▶ **Dataset extract**
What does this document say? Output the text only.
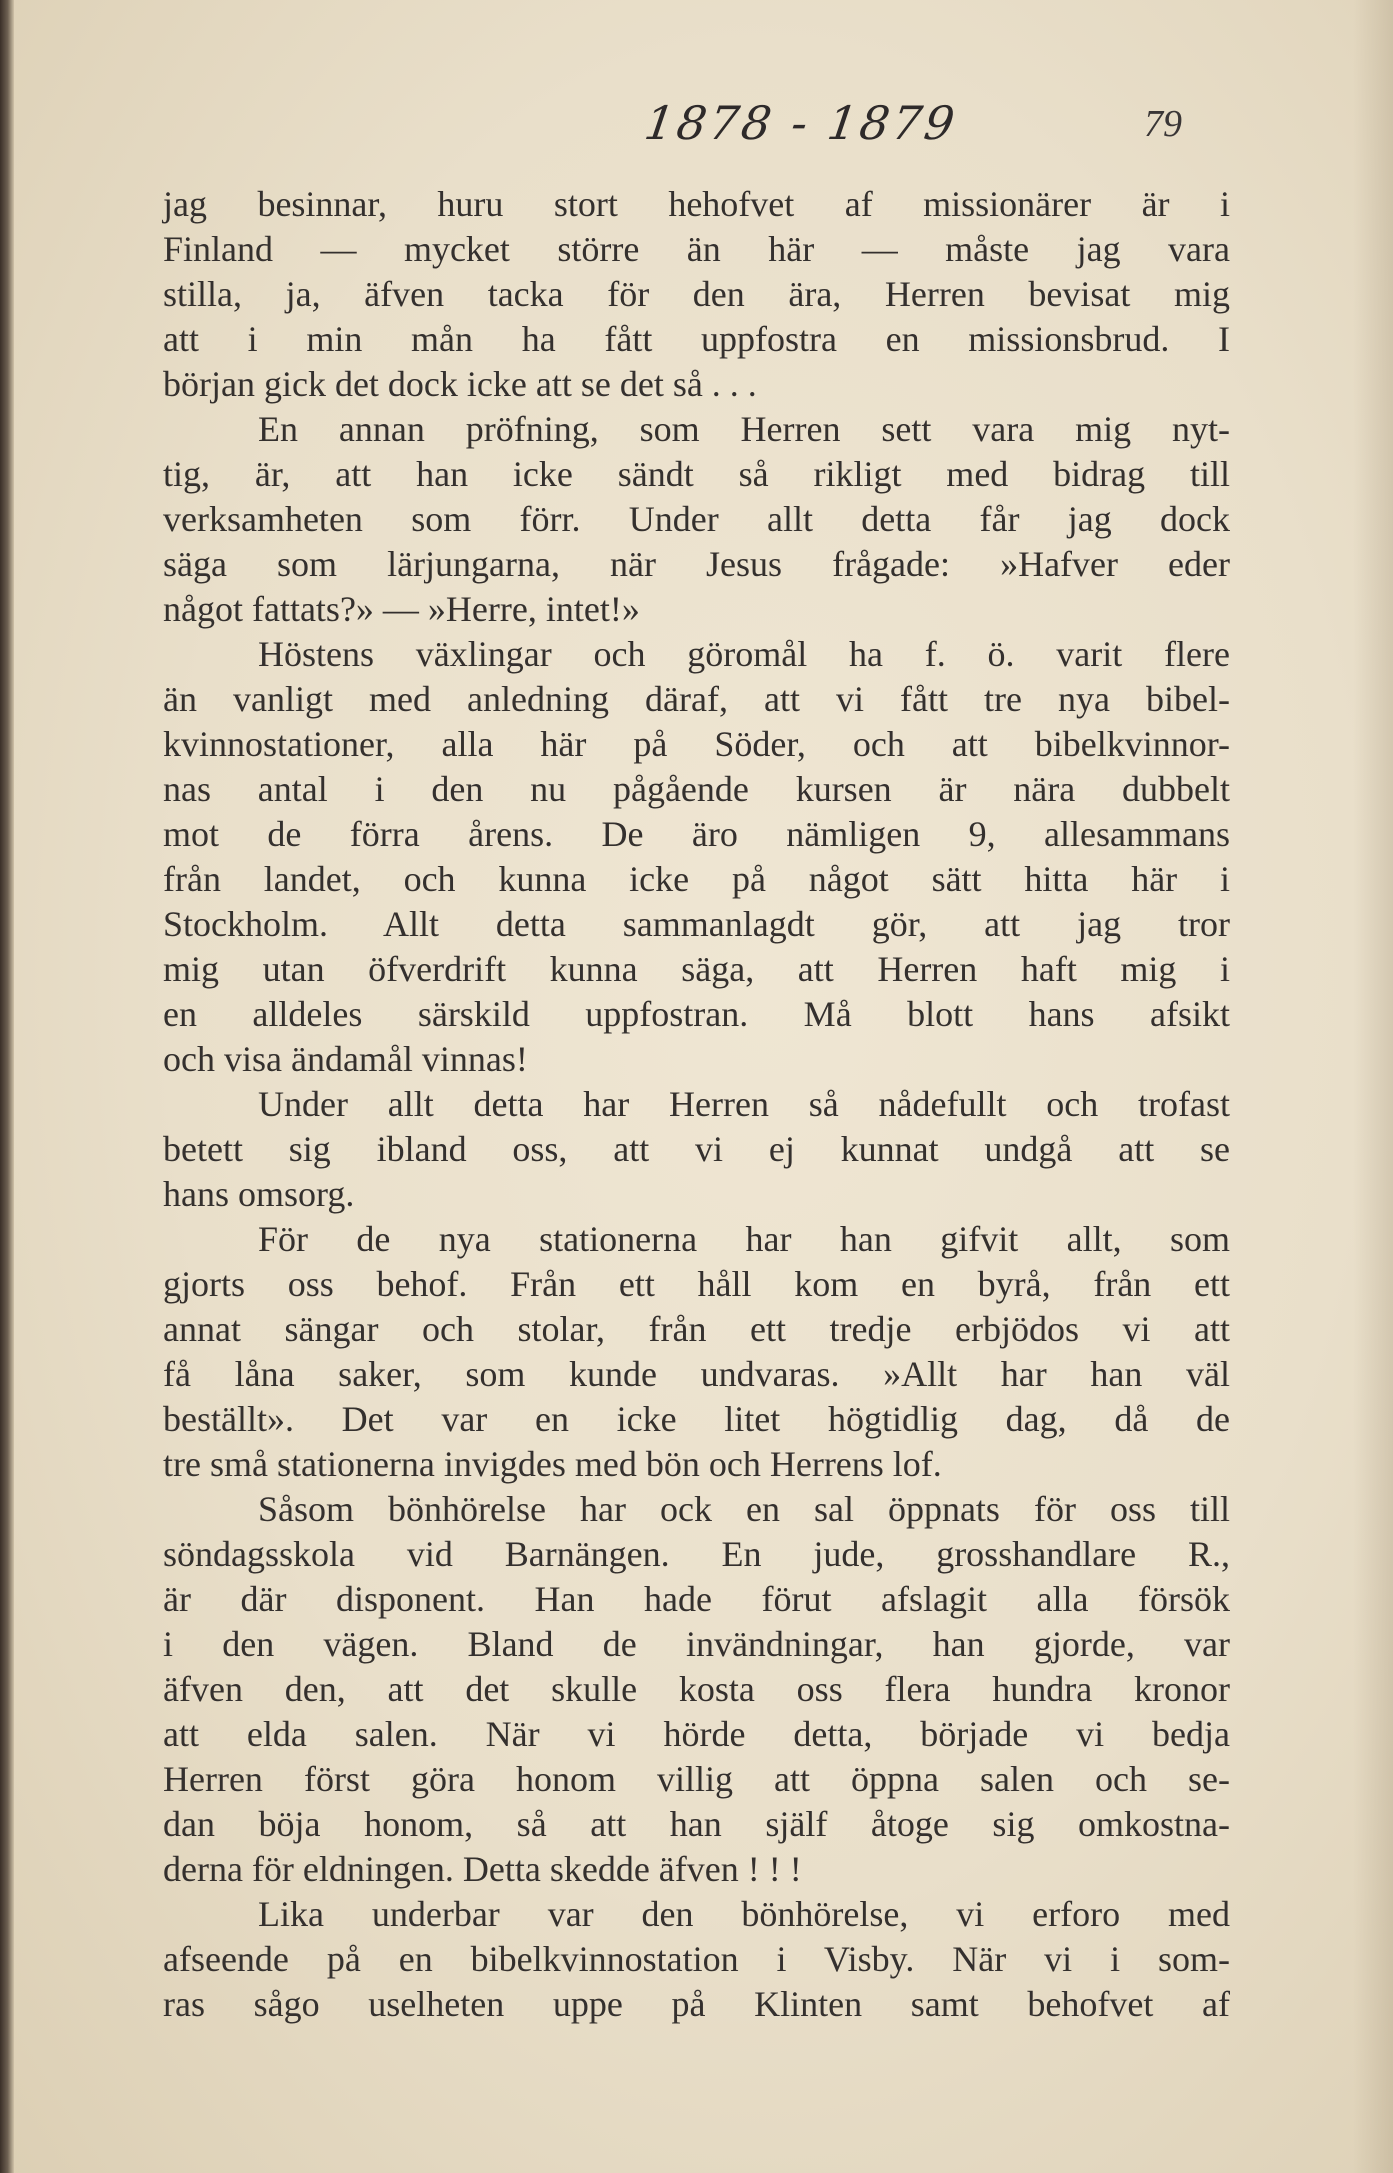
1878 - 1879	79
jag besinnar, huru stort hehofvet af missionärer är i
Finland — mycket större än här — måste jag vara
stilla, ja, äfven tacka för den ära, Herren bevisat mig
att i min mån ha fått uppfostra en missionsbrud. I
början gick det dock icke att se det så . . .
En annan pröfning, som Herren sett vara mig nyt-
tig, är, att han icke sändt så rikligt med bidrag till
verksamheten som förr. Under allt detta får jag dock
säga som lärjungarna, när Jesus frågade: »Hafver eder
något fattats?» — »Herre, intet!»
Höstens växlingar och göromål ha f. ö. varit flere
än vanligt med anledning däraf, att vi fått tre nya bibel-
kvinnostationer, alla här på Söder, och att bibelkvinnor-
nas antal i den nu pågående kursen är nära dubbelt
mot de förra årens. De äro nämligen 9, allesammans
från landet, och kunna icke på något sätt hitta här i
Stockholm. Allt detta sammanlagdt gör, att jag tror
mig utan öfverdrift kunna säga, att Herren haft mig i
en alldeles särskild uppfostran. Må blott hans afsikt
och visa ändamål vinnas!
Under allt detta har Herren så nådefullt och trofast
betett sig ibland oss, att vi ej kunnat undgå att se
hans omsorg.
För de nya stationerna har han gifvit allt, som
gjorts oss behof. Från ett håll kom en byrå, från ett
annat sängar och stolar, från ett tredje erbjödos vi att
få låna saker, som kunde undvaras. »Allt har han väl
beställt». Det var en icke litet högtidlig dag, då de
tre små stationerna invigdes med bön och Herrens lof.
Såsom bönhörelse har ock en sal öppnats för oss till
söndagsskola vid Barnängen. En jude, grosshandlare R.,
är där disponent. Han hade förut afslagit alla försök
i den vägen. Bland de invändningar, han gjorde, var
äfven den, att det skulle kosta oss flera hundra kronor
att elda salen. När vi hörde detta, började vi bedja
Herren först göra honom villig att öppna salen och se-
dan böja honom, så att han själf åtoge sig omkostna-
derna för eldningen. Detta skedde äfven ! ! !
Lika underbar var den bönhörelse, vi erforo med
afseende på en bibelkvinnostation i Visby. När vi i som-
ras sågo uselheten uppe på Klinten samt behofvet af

▶ **Work instructions**
Among the entries above, how many lines hold the string "icke"? Give the number by itself.

▶ **Finished exercise**
4